**RECORD LIST**
________________________________________

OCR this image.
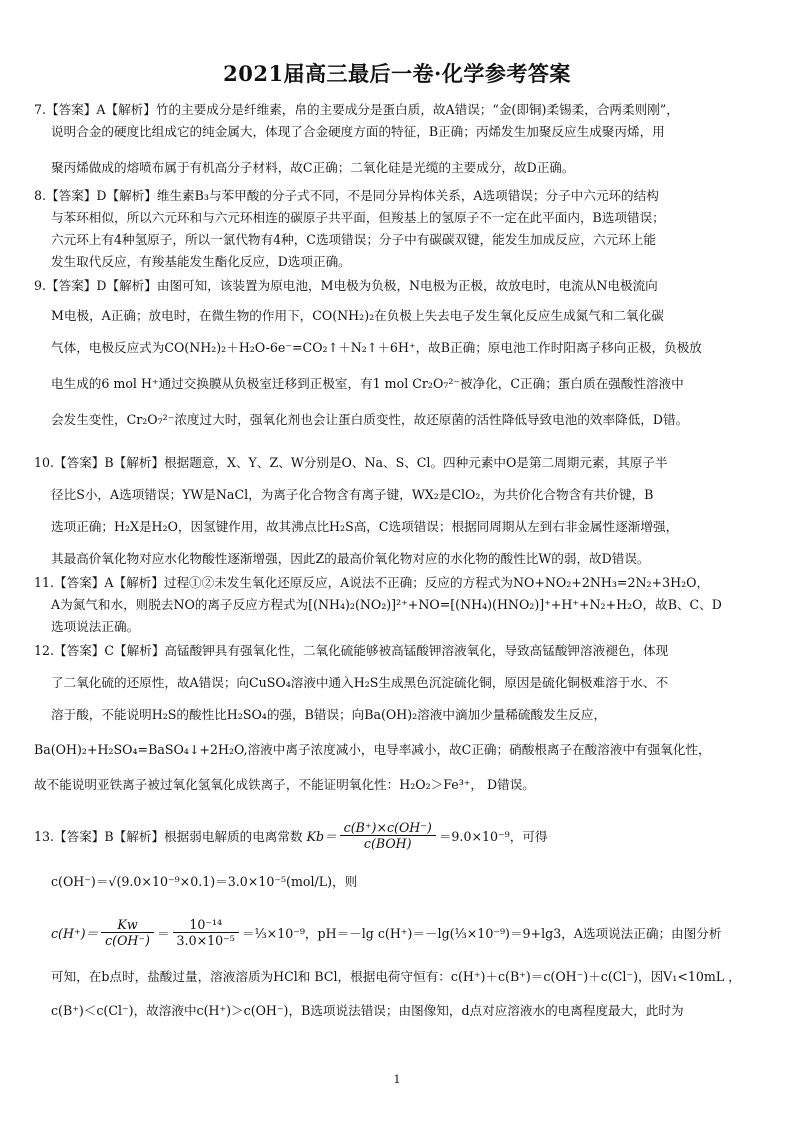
2021届高三最后一卷·化学参考答案
7.【答案】A【解析】竹的主要成分是纤维素，帛的主要成分是蛋白质，故A错误；“金(即铜)柔锡柔，合两柔则刚”，
说明合金的硬度比组成它的纯金属大，体现了合金硬度方面的特征，B正确；丙烯发生加聚反应生成聚丙烯，用
聚丙烯做成的熔喷布属于有机高分子材料，故C正确；二氧化硅是光缆的主要成分，故D正确。
8.【答案】D【解析】维生素B₃与苯甲酸的分子式不同，不是同分异构体关系，A选项错误；分子中六元环的结构
与苯环相似，所以六元环和与六元环相连的碳原子共平面，但羧基上的氢原子不一定在此平面内，B选项错误；
六元环上有4种氢原子，所以一氯代物有4种，C选项错误；分子中有碳碳双键，能发生加成反应，六元环上能
发生取代反应，有羧基能发生酯化反应，D选项正确。
9.【答案】D【解析】由图可知，该装置为原电池，M电极为负极，N电极为正极，故放电时，电流从N电极流向
M电极，A正确；放电时，在微生物的作用下，CO(NH₂)₂在负极上失去电子发生氧化反应生成氮气和二氧化碳
气体，电极反应式为CO(NH₂)₂＋H₂O-6e⁻=CO₂↑＋N₂↑＋6H⁺，故B正确；原电池工作时阳离子移向正极，负极放
电生成的6 mol H⁺通过交换膜从负极室迁移到正极室，有1 mol Cr₂O₇²⁻被净化，C正确；蛋白质在强酸性溶液中
会发生变性，Cr₂O₇²⁻浓度过大时，强氧化剂也会让蛋白质变性，故还原菌的活性降低导致电池的效率降低，D错。
10.【答案】B【解析】根据题意，X、Y、Z、W分别是O、Na、S、Cl。四种元素中O是第二周期元素，其原子半
径比S小，A选项错误；YW是NaCl，为离子化合物含有离子键，WX₂是ClO₂，为共价化合物含有共价键，B
选项正确；H₂X是H₂O，因氢键作用，故其沸点比H₂S高，C选项错误；根据同周期从左到右非金属性逐渐增强，
其最高价氧化物对应水化物酸性逐渐增强，因此Z的最高价氧化物对应的水化物的酸性比W的弱，故D错误。
11.【答案】A【解析】过程①②未发生氧化还原反应，A说法不正确；反应的方程式为NO+NO₂+2NH₃=2N₂+3H₂O，
A为氮气和水，则脱去NO的离子反应方程式为[(NH₄)₂(NO₂)]²⁺+NO=[(NH₄)(HNO₂)]⁺+H⁺+N₂+H₂O，故B、C、D
选项说法正确。
12.【答案】C【解析】高锰酸钾具有强氧化性，二氧化硫能够被高锰酸钾溶液氧化，导致高锰酸钾溶液褪色，体现
了二氧化硫的还原性，故A错误；向CuSO₄溶液中通入H₂S生成黑色沉淀硫化铜，原因是硫化铜极难溶于水、不
溶于酸，不能说明H₂S的酸性比H₂SO₄的强，B错误；向Ba(OH)₂溶液中滴加少量稀硫酸发生反应，
Ba(OH)₂+H₂SO₄=BaSO₄↓+2H₂O,溶液中离子浓度减小，电导率减小，故C正确；硝酸根离子在酸溶液中有强氧化性，
故不能说明亚铁离子被过氧化氢氧化成铁离子，不能证明氧化性：H₂O₂＞Fe³⁺， D错误。
13.【答案】B【解析】根据弱电解质的电离常数 $Kb= \frac{c(B^+)\times c(OH^-)}{\text{c(BOH)}} =9.0\times 10^{-9}$，可得
c(OH⁻)＝√(9.0×10⁻⁹×0.1)＝3.0×10⁻⁵(mol/L)，则
$c(H^+)= \frac{Kw}{c(OH^-)} = \frac{\text{10⁻¹⁴}}{\text{3.0×10⁻⁵}}$ ＝⅓×10⁻⁹，pH＝－lg c(H⁺)＝－lg(⅓×10⁻⁹)＝9+lg3，A选项说法正确；由图分析
可知，在b点时，盐酸过量，溶液溶质为HCl和 BCl，根据电荷守恒有：c(H⁺)＋c(B⁺)＝c(OH⁻)＋c(Cl⁻)，因V₁<10mL ，
c(B⁺)＜c(Cl⁻)，故溶液中c(H⁺)＞c(OH⁻)，B选项说法错误；由图像知，d点对应溶液水的电离程度最大，此时为
1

________________________________________

**WORK REQUIRED**
Where a line of the material above holds the string "C选项错误", copy that line.

**IN RESPONSE**
六元环上有4种氢原子，所以一氯代物有4种，C选项错误；分子中有碳碳双键，能发生加成反应，六元环上能
选项正确；H₂X是H₂O，因氢键作用，故其沸点比H₂S高，C选项错误；根据同周期从左到右非金属性逐渐增强，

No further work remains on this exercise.